━━ Provided data

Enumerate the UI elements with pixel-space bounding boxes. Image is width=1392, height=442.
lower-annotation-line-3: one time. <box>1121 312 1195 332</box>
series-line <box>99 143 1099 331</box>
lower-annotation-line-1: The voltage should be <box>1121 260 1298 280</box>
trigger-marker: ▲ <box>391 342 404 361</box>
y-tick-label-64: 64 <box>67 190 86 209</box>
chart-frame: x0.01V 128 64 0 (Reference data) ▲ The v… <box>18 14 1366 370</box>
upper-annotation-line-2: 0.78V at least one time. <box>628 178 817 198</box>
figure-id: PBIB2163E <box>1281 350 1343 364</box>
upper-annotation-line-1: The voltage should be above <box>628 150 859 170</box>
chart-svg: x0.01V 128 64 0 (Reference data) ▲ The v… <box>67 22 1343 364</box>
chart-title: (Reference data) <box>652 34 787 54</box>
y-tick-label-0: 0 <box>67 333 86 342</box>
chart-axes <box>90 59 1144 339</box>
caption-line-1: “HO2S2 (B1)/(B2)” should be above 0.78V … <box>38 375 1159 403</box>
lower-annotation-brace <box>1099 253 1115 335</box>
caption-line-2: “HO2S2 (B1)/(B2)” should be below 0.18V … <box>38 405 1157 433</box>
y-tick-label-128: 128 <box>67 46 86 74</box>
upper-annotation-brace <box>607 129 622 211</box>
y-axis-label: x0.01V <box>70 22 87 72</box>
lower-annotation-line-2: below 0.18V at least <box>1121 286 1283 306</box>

━━━━

§ Instructions for the task
Rewrite all the lines above, putting "signal level" in place of "voltage" wherever it occurs and leaving everything else unchanged.

§ Full output
Enumerate the UI elements with pixel-space bounding boxes. Image is width=1392, height=442.
lower-annotation-line-3: one time. <box>1121 312 1195 332</box>
series-line <box>99 143 1099 331</box>
lower-annotation-line-1: The signal level should be <box>1121 260 1298 280</box>
trigger-marker: ▲ <box>391 342 404 361</box>
y-tick-label-64: 64 <box>67 190 86 209</box>
chart-frame: x0.01V 128 64 0 (Reference data) ▲ The v… <box>18 14 1366 370</box>
upper-annotation-line-2: 0.78V at least one time. <box>628 178 817 198</box>
figure-id: PBIB2163E <box>1281 350 1343 364</box>
upper-annotation-line-1: The signal level should be above <box>628 150 859 170</box>
chart-svg: x0.01V 128 64 0 (Reference data) ▲ The v… <box>67 22 1343 364</box>
chart-title: (Reference data) <box>652 34 787 54</box>
y-tick-label-0: 0 <box>67 333 86 342</box>
chart-axes <box>90 59 1144 339</box>
caption-line-1: “HO2S2 (B1)/(B2)” should be above 0.78V … <box>38 375 1159 403</box>
lower-annotation-brace <box>1099 253 1115 335</box>
caption-line-2: “HO2S2 (B1)/(B2)” should be below 0.18V … <box>38 405 1157 433</box>
y-tick-label-128: 128 <box>67 46 86 74</box>
upper-annotation-brace <box>607 129 622 211</box>
y-axis-label: x0.01V <box>70 22 87 72</box>
lower-annotation-line-2: below 0.18V at least <box>1121 286 1283 306</box>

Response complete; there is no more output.